[BEGIN Recorded information]
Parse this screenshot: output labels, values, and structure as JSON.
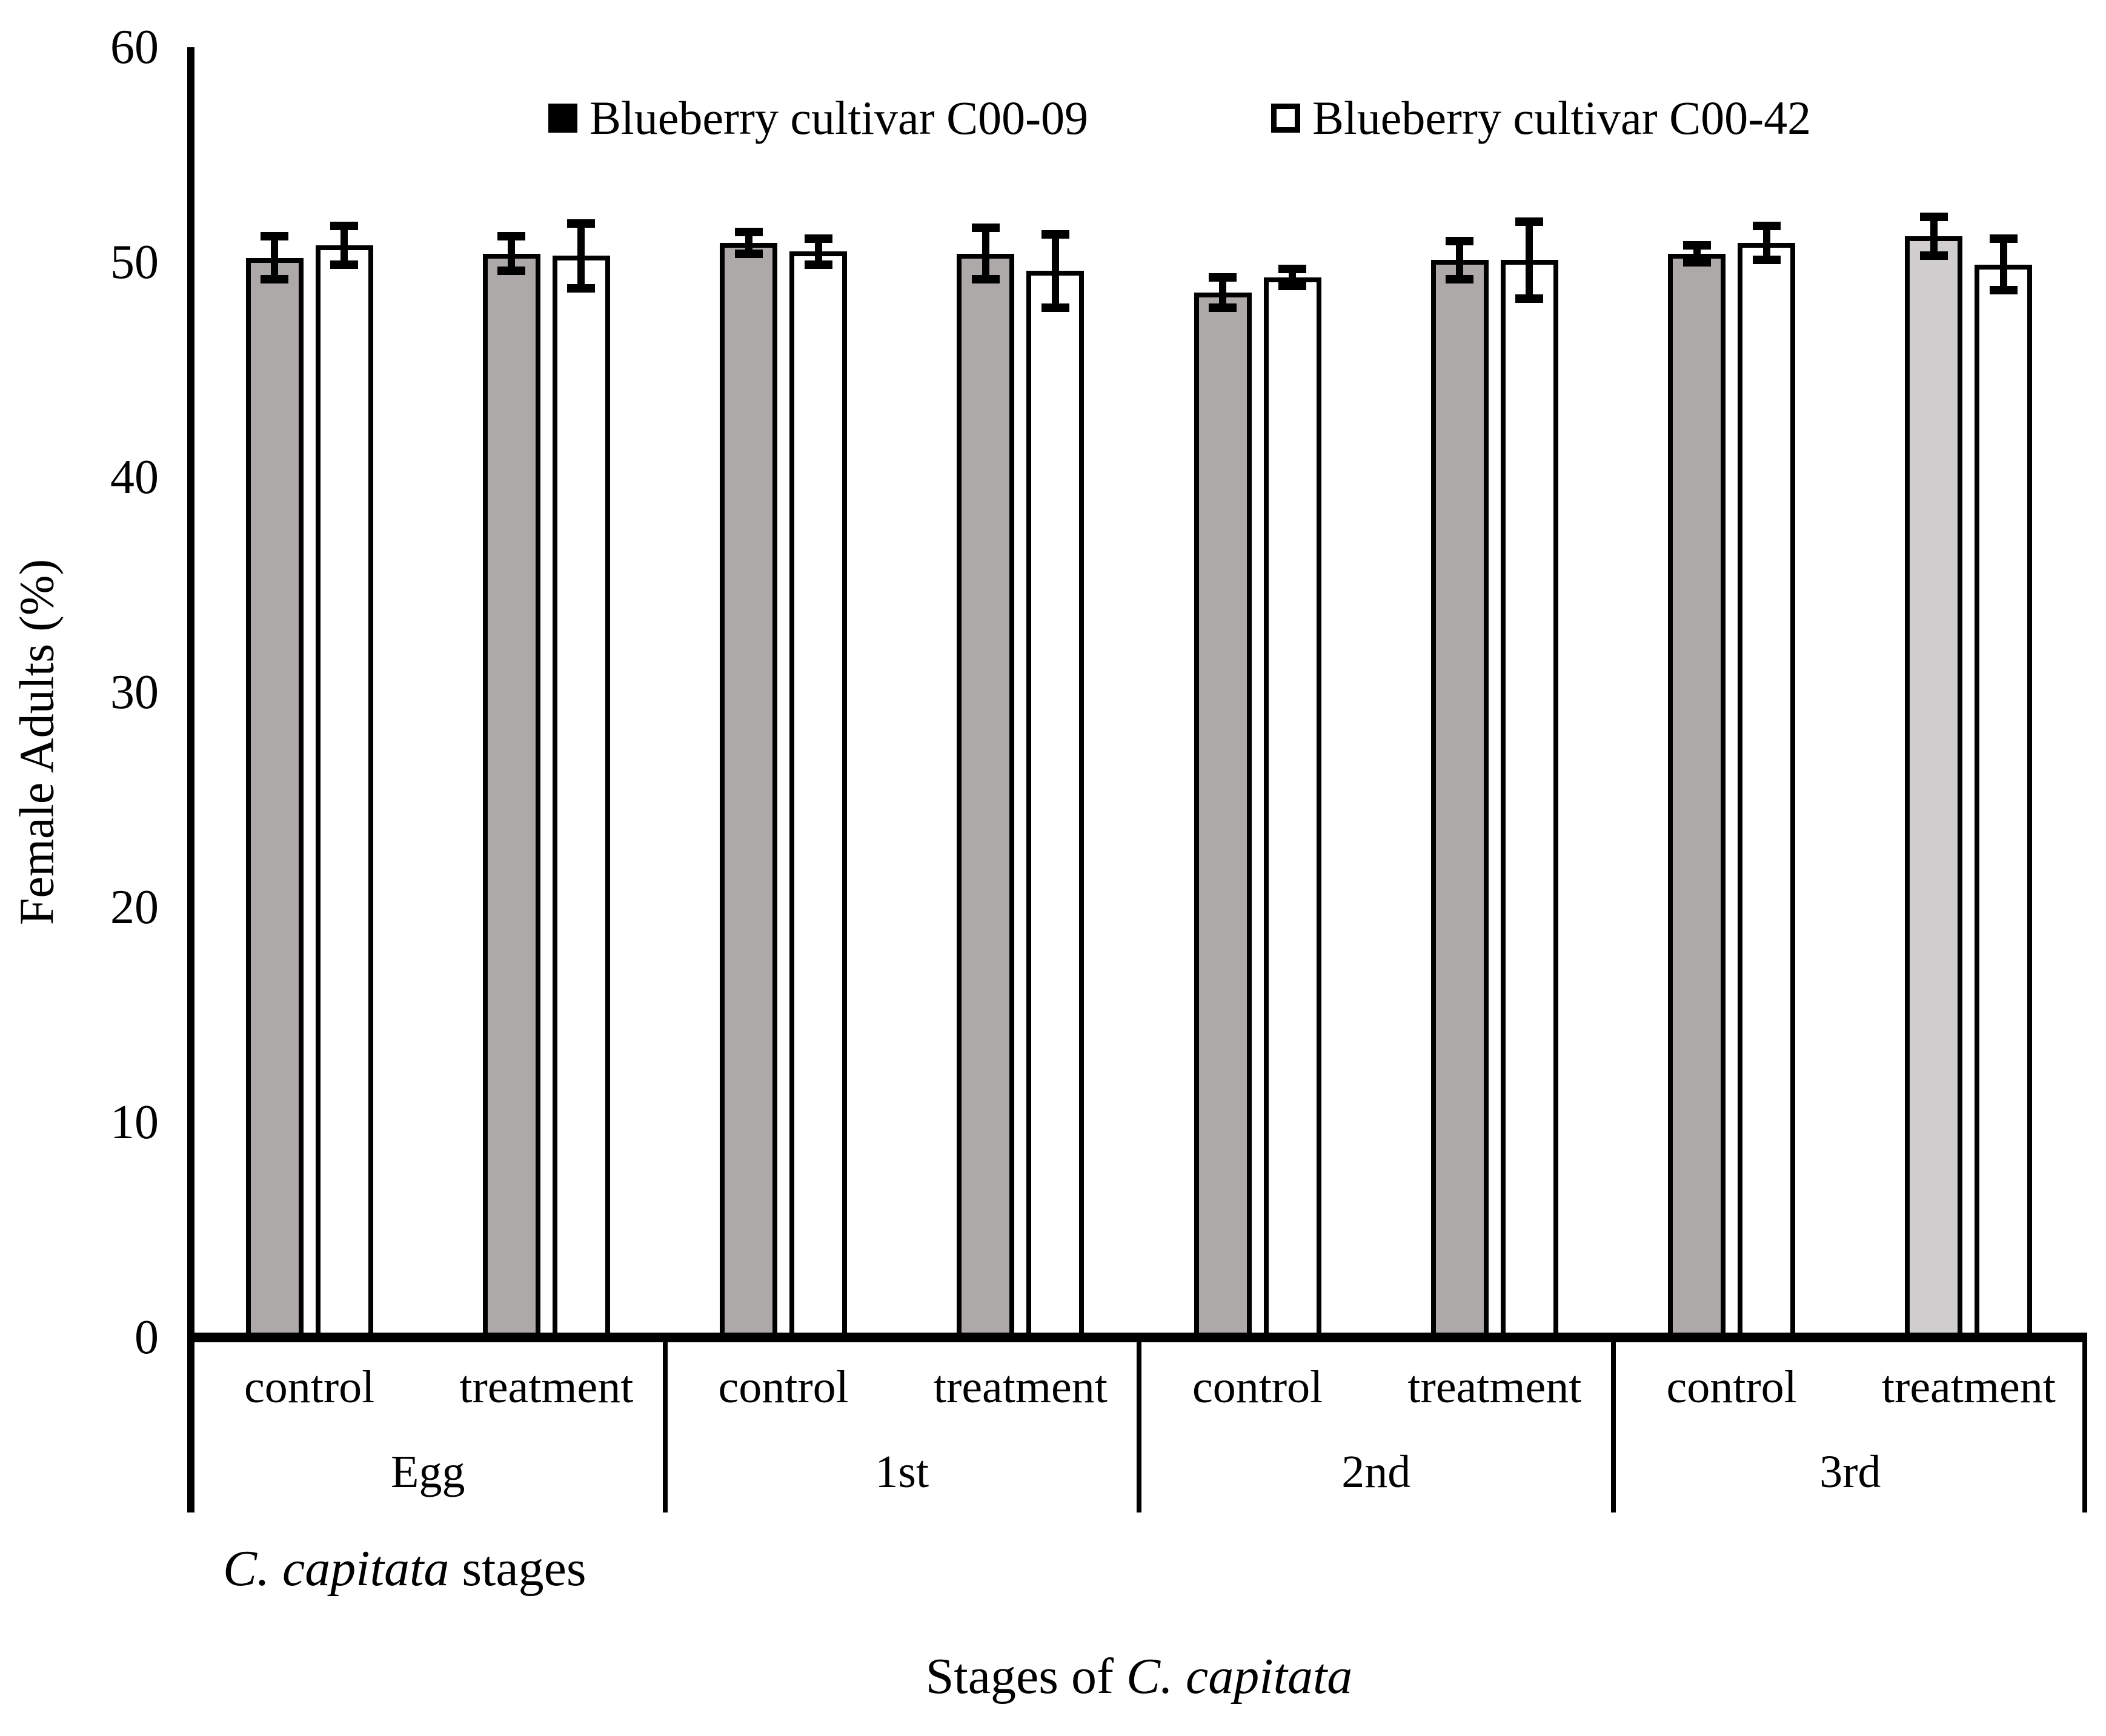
{
  "figure": {
    "caption_italic": "C. capitata",
    "caption_rest": " stages",
    "xtitle_prefix": "Stages of ",
    "xtitle_italic": "C. capitata"
  },
  "chart_data": {
    "type": "bar",
    "title": "",
    "ylabel": "Female Adults (%)",
    "xlabel": "Stages of C. capitata",
    "ylim": [
      0,
      60
    ],
    "yticks": [
      0,
      10,
      20,
      30,
      40,
      50,
      60
    ],
    "grid": false,
    "legend_position": "top",
    "series_names": [
      "Blueberry cultivar C00-09",
      "Blueberry cultivar C00-42"
    ],
    "series_colors": [
      "#ADA9A8",
      "#FFFFFF"
    ],
    "cluster_labels": [
      "control",
      "treatment"
    ],
    "groups": [
      {
        "stage": "Egg",
        "clusters": [
          {
            "label": "control",
            "bars": [
              {
                "series": "Blueberry cultivar C00-09",
                "value": 50.2,
                "error": 1.0,
                "fill": "#ADA9A8"
              },
              {
                "series": "Blueberry cultivar C00-42",
                "value": 50.8,
                "error": 0.9,
                "fill": "#FFFFFF"
              }
            ]
          },
          {
            "label": "treatment",
            "bars": [
              {
                "series": "Blueberry cultivar C00-09",
                "value": 50.4,
                "error": 0.8,
                "fill": "#ADA9A8"
              },
              {
                "series": "Blueberry cultivar C00-42",
                "value": 50.3,
                "error": 1.5,
                "fill": "#FFFFFF"
              }
            ]
          }
        ]
      },
      {
        "stage": "1st",
        "clusters": [
          {
            "label": "control",
            "bars": [
              {
                "series": "Blueberry cultivar C00-09",
                "value": 50.9,
                "error": 0.5,
                "fill": "#ADA9A8"
              },
              {
                "series": "Blueberry cultivar C00-42",
                "value": 50.5,
                "error": 0.6,
                "fill": "#FFFFFF"
              }
            ]
          },
          {
            "label": "treatment",
            "bars": [
              {
                "series": "Blueberry cultivar C00-09",
                "value": 50.4,
                "error": 1.2,
                "fill": "#ADA9A8"
              },
              {
                "series": "Blueberry cultivar C00-42",
                "value": 49.6,
                "error": 1.7,
                "fill": "#FFFFFF"
              }
            ]
          }
        ]
      },
      {
        "stage": "2nd",
        "clusters": [
          {
            "label": "control",
            "bars": [
              {
                "series": "Blueberry cultivar C00-09",
                "value": 48.6,
                "error": 0.7,
                "fill": "#ADA9A8"
              },
              {
                "series": "Blueberry cultivar C00-42",
                "value": 49.3,
                "error": 0.4,
                "fill": "#FFFFFF"
              }
            ]
          },
          {
            "label": "treatment",
            "bars": [
              {
                "series": "Blueberry cultivar C00-09",
                "value": 50.1,
                "error": 0.9,
                "fill": "#ADA9A8"
              },
              {
                "series": "Blueberry cultivar C00-42",
                "value": 50.1,
                "error": 1.8,
                "fill": "#FFFFFF"
              }
            ]
          }
        ]
      },
      {
        "stage": "3rd",
        "clusters": [
          {
            "label": "control",
            "bars": [
              {
                "series": "Blueberry cultivar C00-09",
                "value": 50.4,
                "error": 0.4,
                "fill": "#ADA9A8"
              },
              {
                "series": "Blueberry cultivar C00-42",
                "value": 50.9,
                "error": 0.8,
                "fill": "#FFFFFF"
              }
            ]
          },
          {
            "label": "treatment",
            "bars": [
              {
                "series": "Blueberry cultivar C00-09",
                "value": 51.2,
                "error": 0.9,
                "fill": "#D0CECE"
              },
              {
                "series": "Blueberry cultivar C00-42",
                "value": 49.9,
                "error": 1.2,
                "fill": "#FFFFFF"
              }
            ]
          }
        ]
      }
    ]
  }
}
[END Recorded information]
- Given request:
Show every line above in which the word "capitata" occurs.

- Exercise response:
    "caption_italic": "C. capitata",
    "xtitle_italic": "C. capitata"
    "xlabel": "Stages of C. capitata",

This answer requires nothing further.